List all lines in the material below that contain "Conference".

══════════

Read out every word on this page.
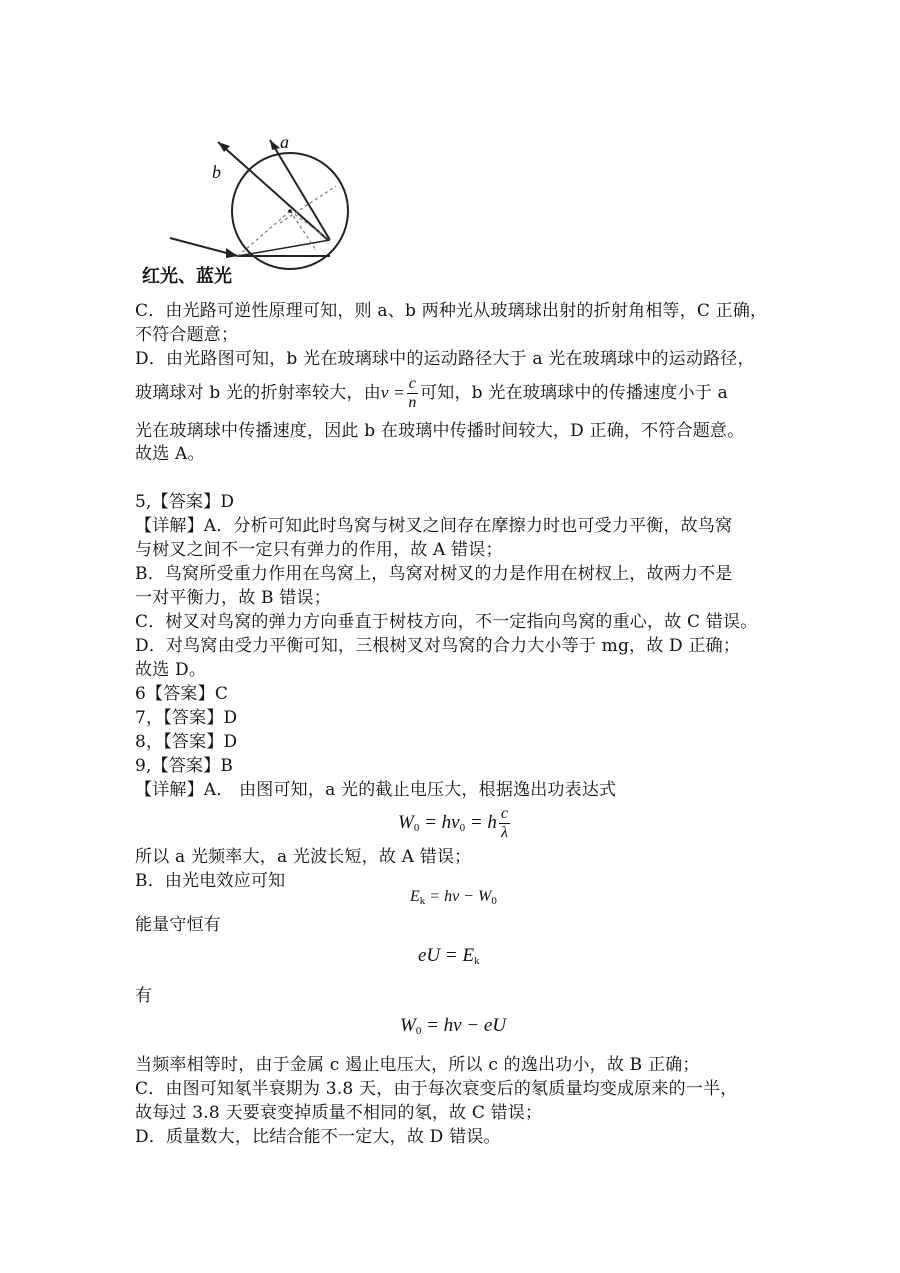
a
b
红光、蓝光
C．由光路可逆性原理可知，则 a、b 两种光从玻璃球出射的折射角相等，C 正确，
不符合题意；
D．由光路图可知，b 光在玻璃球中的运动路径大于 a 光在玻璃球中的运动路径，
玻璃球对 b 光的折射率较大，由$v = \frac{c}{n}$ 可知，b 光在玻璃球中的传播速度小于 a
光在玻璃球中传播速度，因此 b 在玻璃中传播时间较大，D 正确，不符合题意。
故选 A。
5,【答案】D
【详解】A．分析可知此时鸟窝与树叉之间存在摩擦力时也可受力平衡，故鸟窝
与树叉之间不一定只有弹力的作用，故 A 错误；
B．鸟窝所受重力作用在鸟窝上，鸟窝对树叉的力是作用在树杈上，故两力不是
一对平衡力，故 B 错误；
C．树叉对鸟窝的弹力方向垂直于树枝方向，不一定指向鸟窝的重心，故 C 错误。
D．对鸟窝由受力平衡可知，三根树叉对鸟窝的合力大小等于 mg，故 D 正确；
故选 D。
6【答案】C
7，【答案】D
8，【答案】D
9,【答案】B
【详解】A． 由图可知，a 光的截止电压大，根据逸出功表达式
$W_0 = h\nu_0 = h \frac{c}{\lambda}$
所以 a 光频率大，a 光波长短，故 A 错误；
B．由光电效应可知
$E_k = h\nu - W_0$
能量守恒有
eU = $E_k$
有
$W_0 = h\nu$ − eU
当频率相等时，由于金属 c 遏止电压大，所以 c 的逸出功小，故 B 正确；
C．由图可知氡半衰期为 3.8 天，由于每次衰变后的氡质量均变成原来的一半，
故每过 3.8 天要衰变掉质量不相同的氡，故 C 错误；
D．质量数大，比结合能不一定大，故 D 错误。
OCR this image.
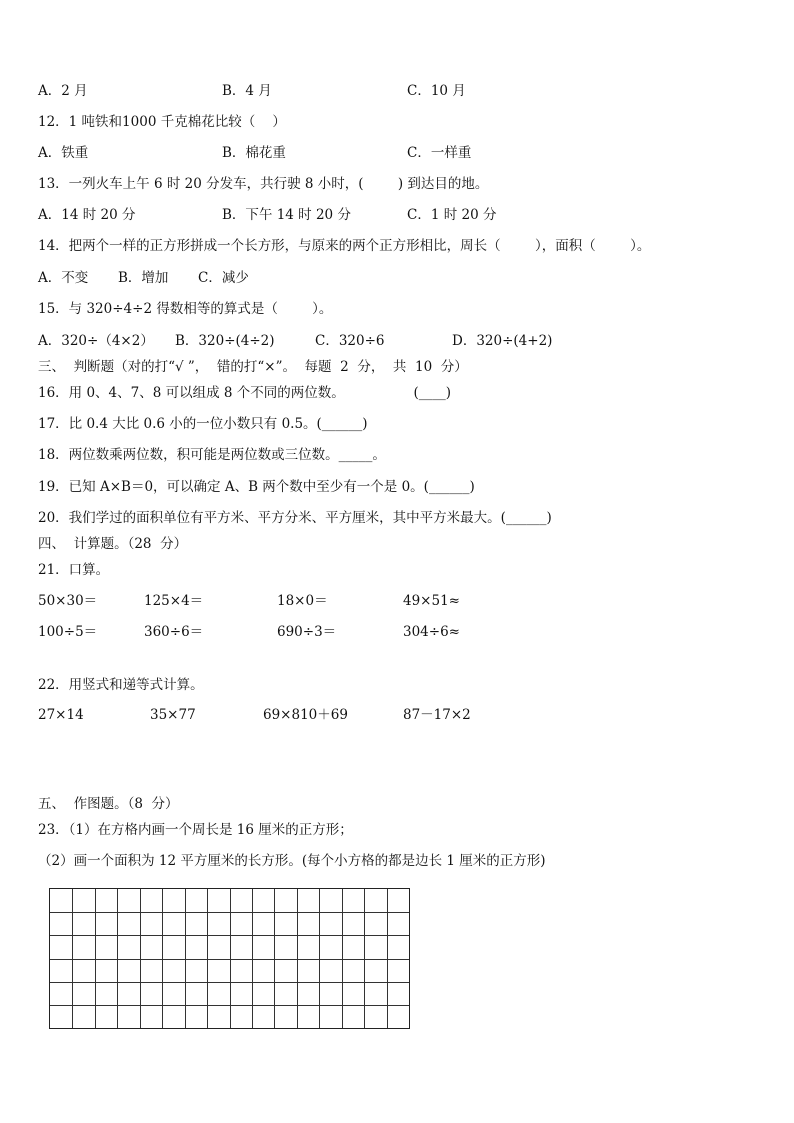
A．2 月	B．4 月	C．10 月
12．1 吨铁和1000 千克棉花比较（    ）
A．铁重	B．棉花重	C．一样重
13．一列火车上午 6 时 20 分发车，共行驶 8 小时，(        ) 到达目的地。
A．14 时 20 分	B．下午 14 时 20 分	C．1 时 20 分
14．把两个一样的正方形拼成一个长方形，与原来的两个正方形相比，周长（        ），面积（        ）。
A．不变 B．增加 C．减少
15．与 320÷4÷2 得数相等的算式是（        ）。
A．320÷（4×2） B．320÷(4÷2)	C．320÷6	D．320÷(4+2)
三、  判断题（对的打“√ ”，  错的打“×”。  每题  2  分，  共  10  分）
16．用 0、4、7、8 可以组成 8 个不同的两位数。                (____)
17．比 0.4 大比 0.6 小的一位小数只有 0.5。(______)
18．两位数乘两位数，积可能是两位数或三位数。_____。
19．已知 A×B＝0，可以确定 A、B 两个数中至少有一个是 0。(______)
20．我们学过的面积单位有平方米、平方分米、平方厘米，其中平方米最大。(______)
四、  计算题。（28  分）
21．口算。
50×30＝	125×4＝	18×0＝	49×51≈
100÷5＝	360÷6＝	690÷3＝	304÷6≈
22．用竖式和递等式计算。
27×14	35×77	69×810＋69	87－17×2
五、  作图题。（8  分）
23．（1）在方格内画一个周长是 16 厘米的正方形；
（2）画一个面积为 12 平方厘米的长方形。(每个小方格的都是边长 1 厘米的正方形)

══════════

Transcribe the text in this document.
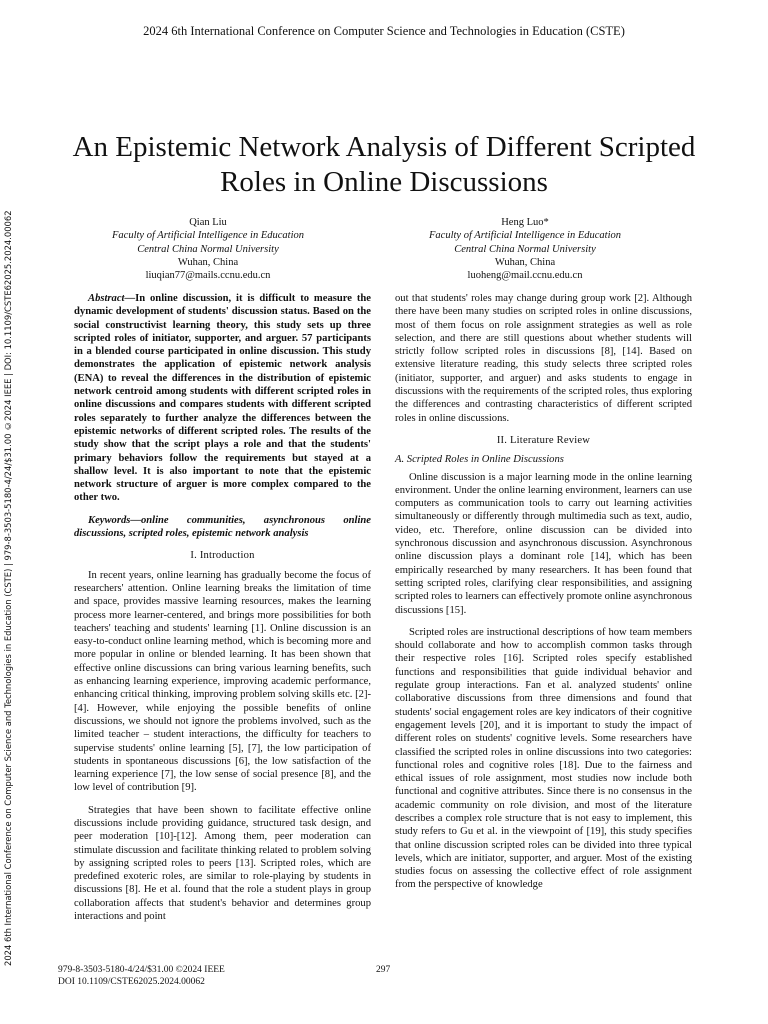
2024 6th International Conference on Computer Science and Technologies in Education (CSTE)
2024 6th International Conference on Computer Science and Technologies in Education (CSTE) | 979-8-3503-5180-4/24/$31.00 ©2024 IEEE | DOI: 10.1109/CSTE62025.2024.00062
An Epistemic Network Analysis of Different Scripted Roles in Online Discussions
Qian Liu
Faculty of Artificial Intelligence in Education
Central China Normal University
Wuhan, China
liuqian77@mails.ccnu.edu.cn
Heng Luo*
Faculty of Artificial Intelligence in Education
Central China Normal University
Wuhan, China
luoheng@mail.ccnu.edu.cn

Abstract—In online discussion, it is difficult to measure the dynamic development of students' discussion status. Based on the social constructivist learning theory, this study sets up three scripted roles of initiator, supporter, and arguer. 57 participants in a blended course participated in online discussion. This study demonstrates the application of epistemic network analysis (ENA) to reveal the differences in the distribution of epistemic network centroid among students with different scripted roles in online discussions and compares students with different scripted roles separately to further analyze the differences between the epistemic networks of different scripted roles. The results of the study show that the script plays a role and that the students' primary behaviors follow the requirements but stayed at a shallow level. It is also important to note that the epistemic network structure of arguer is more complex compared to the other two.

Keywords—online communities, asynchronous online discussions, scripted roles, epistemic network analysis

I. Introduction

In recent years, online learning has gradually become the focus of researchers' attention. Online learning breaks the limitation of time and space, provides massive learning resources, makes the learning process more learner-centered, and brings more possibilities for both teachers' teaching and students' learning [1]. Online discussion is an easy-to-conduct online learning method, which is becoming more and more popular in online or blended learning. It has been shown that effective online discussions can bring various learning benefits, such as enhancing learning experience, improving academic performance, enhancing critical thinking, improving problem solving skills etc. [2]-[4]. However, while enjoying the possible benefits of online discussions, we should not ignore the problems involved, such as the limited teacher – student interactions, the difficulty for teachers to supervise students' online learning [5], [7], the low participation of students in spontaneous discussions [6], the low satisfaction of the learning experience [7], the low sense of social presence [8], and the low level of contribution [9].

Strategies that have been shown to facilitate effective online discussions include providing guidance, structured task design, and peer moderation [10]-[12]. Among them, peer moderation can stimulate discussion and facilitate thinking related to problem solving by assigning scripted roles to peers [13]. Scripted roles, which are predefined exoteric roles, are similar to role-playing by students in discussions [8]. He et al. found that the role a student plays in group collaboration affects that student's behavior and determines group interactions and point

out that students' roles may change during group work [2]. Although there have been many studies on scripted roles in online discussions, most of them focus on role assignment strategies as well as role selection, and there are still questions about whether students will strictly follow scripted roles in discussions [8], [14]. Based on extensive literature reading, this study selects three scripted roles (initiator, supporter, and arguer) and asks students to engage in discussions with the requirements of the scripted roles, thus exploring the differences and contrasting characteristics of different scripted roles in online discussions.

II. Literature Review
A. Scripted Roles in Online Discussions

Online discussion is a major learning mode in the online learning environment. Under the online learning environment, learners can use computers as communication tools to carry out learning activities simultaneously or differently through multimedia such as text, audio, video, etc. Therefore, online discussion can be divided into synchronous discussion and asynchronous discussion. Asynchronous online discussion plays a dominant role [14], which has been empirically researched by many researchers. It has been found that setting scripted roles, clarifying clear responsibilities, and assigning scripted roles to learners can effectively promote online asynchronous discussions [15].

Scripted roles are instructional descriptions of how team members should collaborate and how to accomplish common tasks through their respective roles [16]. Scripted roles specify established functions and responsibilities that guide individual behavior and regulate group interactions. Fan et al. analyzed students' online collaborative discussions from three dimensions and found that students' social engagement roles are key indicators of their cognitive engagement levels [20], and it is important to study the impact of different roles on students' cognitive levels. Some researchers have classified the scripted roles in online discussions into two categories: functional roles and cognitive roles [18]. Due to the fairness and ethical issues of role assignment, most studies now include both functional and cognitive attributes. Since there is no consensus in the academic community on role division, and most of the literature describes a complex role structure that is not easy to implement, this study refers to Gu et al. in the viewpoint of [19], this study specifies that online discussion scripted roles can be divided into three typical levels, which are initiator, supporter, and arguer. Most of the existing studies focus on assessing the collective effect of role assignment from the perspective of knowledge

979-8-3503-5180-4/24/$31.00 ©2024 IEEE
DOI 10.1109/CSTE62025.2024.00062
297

══════════

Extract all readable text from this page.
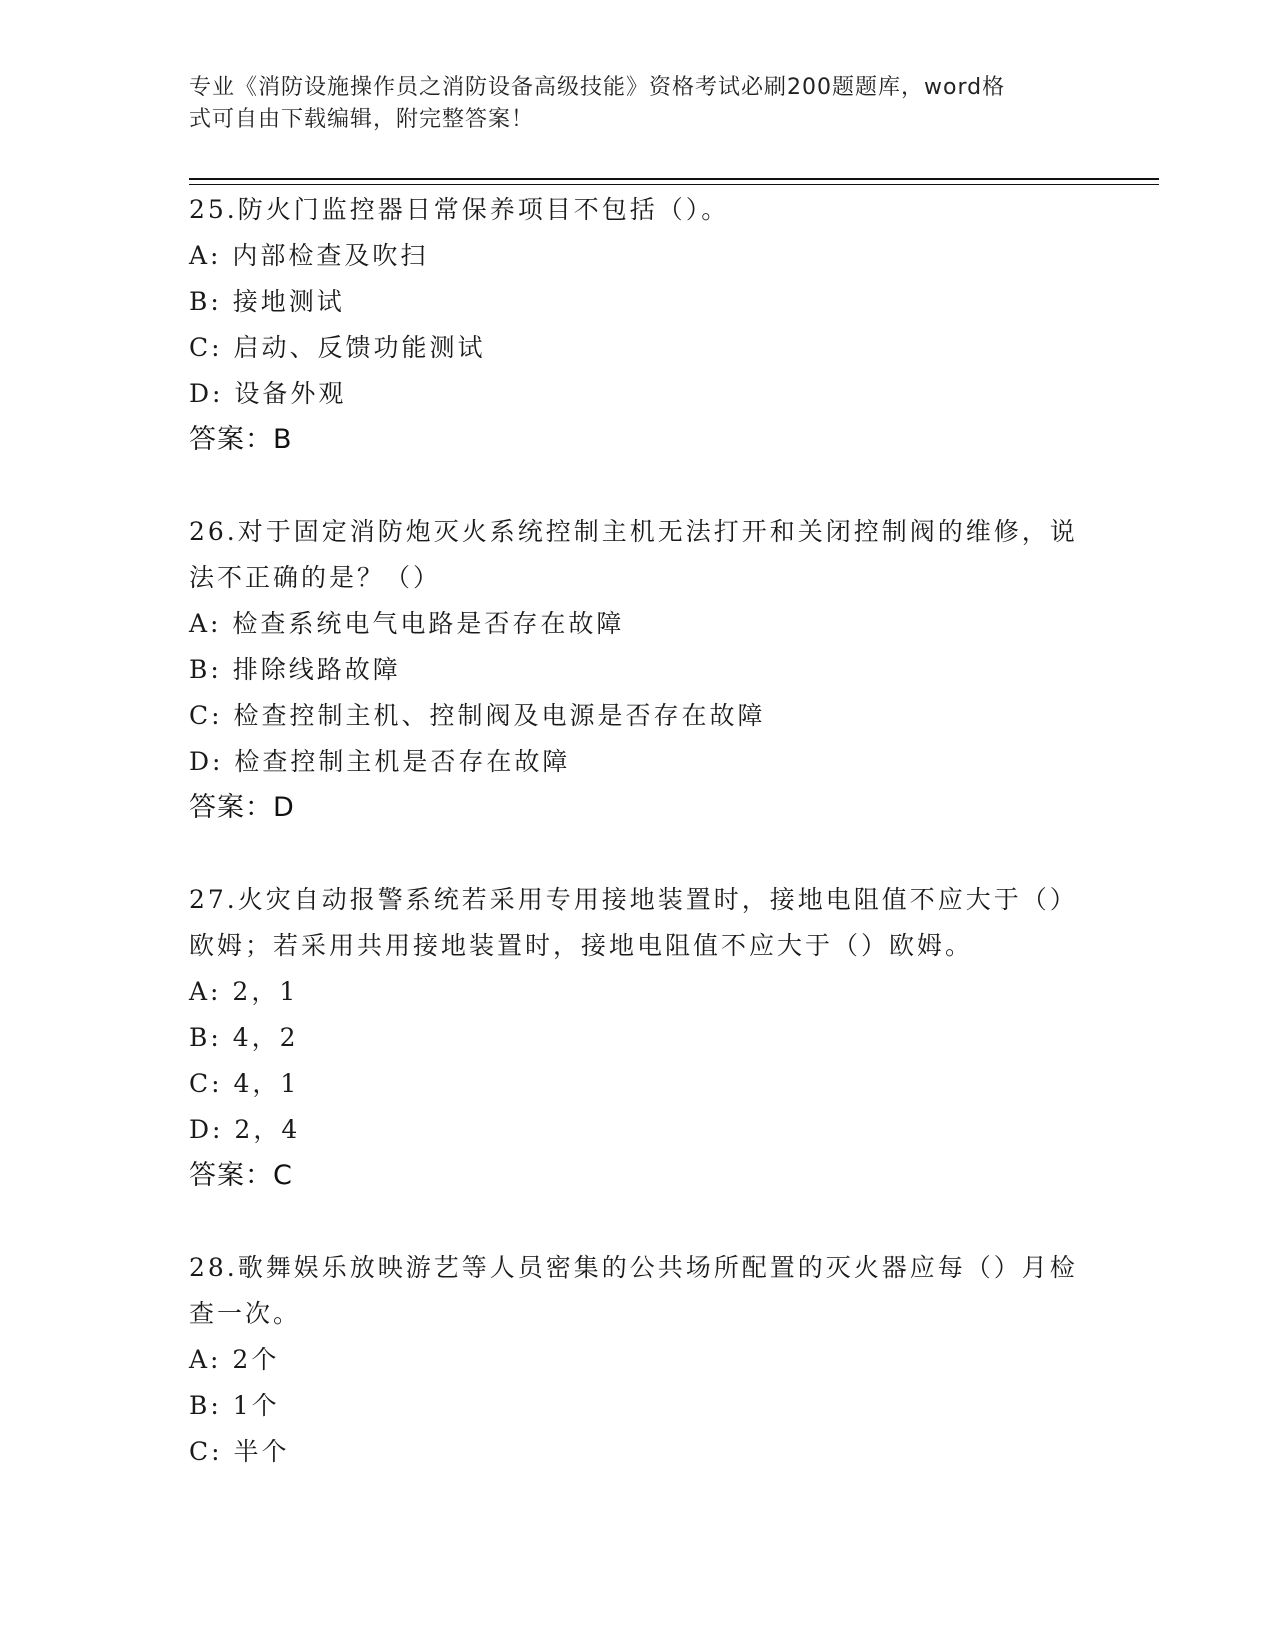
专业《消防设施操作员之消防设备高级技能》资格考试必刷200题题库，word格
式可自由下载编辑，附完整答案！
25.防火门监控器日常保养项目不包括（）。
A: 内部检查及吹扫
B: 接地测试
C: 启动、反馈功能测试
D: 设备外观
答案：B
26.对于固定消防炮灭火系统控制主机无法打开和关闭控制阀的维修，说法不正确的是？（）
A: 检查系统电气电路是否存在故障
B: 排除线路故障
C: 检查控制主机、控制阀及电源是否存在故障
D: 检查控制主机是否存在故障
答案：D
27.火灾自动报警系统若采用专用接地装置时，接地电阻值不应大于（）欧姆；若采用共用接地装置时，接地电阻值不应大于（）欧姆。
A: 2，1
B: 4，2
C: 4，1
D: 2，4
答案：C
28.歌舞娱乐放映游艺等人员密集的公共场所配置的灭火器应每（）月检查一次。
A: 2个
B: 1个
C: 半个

══════════

▶ Written response
2024 6th International Conference on Computer Science and Technologies in Education (CSTE)
2024 6th International Conference on Computer Science and Technologies in Education (CSTE) | 979-8-3503-5180-4/24/$31.00 ©2024 IEEE | DOI: 10.1109/CSTE62025.2024.00062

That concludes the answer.